▸ **REQUIREMENT**:
Are you able to retype all the records below exactly?

▸ **PROVIDED DATA**:

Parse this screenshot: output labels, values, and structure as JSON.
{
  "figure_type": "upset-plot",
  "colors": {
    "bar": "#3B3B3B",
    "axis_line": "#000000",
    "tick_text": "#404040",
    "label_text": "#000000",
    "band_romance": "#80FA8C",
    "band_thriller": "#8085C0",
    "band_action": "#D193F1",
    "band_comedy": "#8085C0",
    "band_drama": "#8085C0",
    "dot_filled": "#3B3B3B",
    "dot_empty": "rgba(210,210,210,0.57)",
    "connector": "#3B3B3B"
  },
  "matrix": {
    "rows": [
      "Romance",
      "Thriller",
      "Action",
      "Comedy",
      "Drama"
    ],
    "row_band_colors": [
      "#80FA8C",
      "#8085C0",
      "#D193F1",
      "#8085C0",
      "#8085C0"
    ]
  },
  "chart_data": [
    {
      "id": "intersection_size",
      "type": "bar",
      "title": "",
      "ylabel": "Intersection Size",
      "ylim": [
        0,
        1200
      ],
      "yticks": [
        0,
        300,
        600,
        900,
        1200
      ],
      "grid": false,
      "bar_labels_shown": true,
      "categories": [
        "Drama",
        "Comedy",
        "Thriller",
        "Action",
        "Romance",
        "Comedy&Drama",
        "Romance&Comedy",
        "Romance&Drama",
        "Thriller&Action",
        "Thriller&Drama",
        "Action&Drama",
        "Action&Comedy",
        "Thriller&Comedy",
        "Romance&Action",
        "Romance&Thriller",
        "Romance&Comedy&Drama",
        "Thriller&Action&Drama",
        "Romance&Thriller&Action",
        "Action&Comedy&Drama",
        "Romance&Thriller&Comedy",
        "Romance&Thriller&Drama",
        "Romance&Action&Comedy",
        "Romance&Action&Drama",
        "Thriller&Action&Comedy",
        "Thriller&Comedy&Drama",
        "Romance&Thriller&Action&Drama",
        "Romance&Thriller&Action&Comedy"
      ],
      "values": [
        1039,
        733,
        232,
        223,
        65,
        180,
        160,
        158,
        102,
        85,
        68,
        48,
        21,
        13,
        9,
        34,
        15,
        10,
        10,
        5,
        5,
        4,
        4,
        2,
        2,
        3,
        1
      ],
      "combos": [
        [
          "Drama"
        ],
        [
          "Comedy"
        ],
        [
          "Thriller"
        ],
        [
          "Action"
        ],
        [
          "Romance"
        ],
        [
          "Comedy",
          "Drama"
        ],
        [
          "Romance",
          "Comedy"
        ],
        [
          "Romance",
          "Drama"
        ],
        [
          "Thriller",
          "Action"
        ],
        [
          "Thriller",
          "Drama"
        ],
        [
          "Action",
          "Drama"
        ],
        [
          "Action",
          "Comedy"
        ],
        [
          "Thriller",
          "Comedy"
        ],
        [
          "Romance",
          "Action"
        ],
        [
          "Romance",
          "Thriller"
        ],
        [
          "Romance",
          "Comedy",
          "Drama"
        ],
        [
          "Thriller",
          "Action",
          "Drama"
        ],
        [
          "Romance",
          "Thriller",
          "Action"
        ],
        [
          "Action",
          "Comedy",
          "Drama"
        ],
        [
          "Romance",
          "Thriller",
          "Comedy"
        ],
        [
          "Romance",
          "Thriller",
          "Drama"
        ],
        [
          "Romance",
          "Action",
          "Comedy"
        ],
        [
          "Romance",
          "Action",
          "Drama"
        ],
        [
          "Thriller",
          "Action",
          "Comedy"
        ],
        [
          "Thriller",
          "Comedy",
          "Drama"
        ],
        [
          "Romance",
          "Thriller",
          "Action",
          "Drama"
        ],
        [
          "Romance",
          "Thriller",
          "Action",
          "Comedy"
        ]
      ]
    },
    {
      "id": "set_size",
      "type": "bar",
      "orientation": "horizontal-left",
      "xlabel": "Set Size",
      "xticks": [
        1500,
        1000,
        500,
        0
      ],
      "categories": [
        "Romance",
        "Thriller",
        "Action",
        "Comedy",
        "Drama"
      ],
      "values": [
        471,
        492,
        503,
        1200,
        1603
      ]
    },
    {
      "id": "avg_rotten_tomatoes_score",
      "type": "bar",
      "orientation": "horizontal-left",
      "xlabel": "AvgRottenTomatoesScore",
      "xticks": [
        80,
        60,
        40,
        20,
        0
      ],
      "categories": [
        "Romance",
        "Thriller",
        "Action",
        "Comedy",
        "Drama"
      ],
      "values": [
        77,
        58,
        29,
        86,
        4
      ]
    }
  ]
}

▸ **SOLUTION TO THIS PROBLEM**:
Parse this screenshot: output labels, values, and structure as JSON.
{
  "figure_type": "upset-plot",
  "colors": {
    "bar": "#3B3B3B",
    "axis_line": "#000000",
    "tick_text": "#404040",
    "label_text": "#000000",
    "band_romance": "#80FA8C",
    "band_thriller": "#8085C0",
    "band_action": "#D193F1",
    "band_comedy": "#8085C0",
    "band_drama": "#8085C0",
    "dot_filled": "#3B3B3B",
    "dot_empty": "rgba(210,210,210,0.57)",
    "connector": "#3B3B3B"
  },
  "matrix": {
    "rows": [
      "Romance",
      "Thriller",
      "Action",
      "Comedy",
      "Drama"
    ],
    "row_band_colors": [
      "#80FA8C",
      "#8085C0",
      "#D193F1",
      "#8085C0",
      "#8085C0"
    ]
  },
  "chart_data": [
    {
      "id": "intersection_size",
      "type": "bar",
      "title": "",
      "ylabel": "Intersection Size",
      "ylim": [
        0,
        1200
      ],
      "yticks": [
        0,
        300,
        600,
        900,
        1200
      ],
      "grid": false,
      "bar_labels_shown": true,
      "categories": [
        "Drama",
        "Comedy",
        "Thriller",
        "Action",
        "Romance",
        "Comedy&Drama",
        "Romance&Comedy",
        "Romance&Drama",
        "Thriller&Action",
        "Thriller&Drama",
        "Action&Drama",
        "Action&Comedy",
        "Thriller&Comedy",
        "Romance&Action",
        "Romance&Thriller",
        "Romance&Comedy&Drama",
        "Thriller&Action&Drama",
        "Romance&Thriller&Action",
        "Action&Comedy&Drama",
        "Romance&Thriller&Comedy",
        "Romance&Thriller&Drama",
        "Romance&Action&Comedy",
        "Romance&Action&Drama",
        "Thriller&Action&Comedy",
        "Thriller&Comedy&Drama",
        "Romance&Thriller&Action&Drama",
        "Romance&Thriller&Action&Comedy"
      ],
      "values": [
        1039,
        733,
        232,
        223,
        65,
        180,
        160,
        158,
        102,
        85,
        68,
        48,
        21,
        13,
        9,
        34,
        15,
        10,
        10,
        5,
        5,
        4,
        4,
        2,
        2,
        3,
        1
      ],
      "combos": [
        [
          "Drama"
        ],
        [
          "Comedy"
        ],
        [
          "Thriller"
        ],
        [
          "Action"
        ],
        [
          "Romance"
        ],
        [
          "Comedy",
          "Drama"
        ],
        [
          "Romance",
          "Comedy"
        ],
        [
          "Romance",
          "Drama"
        ],
        [
          "Thriller",
          "Action"
        ],
        [
          "Thriller",
          "Drama"
        ],
        [
          "Action",
          "Drama"
        ],
        [
          "Action",
          "Comedy"
        ],
        [
          "Thriller",
          "Comedy"
        ],
        [
          "Romance",
          "Action"
        ],
        [
          "Romance",
          "Thriller"
        ],
        [
          "Romance",
          "Comedy",
          "Drama"
        ],
        [
          "Thriller",
          "Action",
          "Drama"
        ],
        [
          "Romance",
          "Thriller",
          "Action"
        ],
        [
          "Action",
          "Comedy",
          "Drama"
        ],
        [
          "Romance",
          "Thriller",
          "Comedy"
        ],
        [
          "Romance",
          "Thriller",
          "Drama"
        ],
        [
          "Romance",
          "Action",
          "Comedy"
        ],
        [
          "Romance",
          "Action",
          "Drama"
        ],
        [
          "Thriller",
          "Action",
          "Comedy"
        ],
        [
          "Thriller",
          "Comedy",
          "Drama"
        ],
        [
          "Romance",
          "Thriller",
          "Action",
          "Drama"
        ],
        [
          "Romance",
          "Thriller",
          "Action",
          "Comedy"
        ]
      ]
    },
    {
      "id": "set_size",
      "type": "bar",
      "orientation": "horizontal-left",
      "xlabel": "Set Size",
      "xticks": [
        1500,
        1000,
        500,
        0
      ],
      "categories": [
        "Romance",
        "Thriller",
        "Action",
        "Comedy",
        "Drama"
      ],
      "values": [
        471,
        492,
        503,
        1200,
        1603
      ]
    },
    {
      "id": "avg_rotten_tomatoes_score",
      "type": "bar",
      "orientation": "horizontal-left",
      "xlabel": "AvgRottenTomatoesScore",
      "xticks": [
        80,
        60,
        40,
        20,
        0
      ],
      "categories": [
        "Romance",
        "Thriller",
        "Action",
        "Comedy",
        "Drama"
      ],
      "values": [
        77,
        58,
        29,
        86,
        4
      ]
    }
  ]
}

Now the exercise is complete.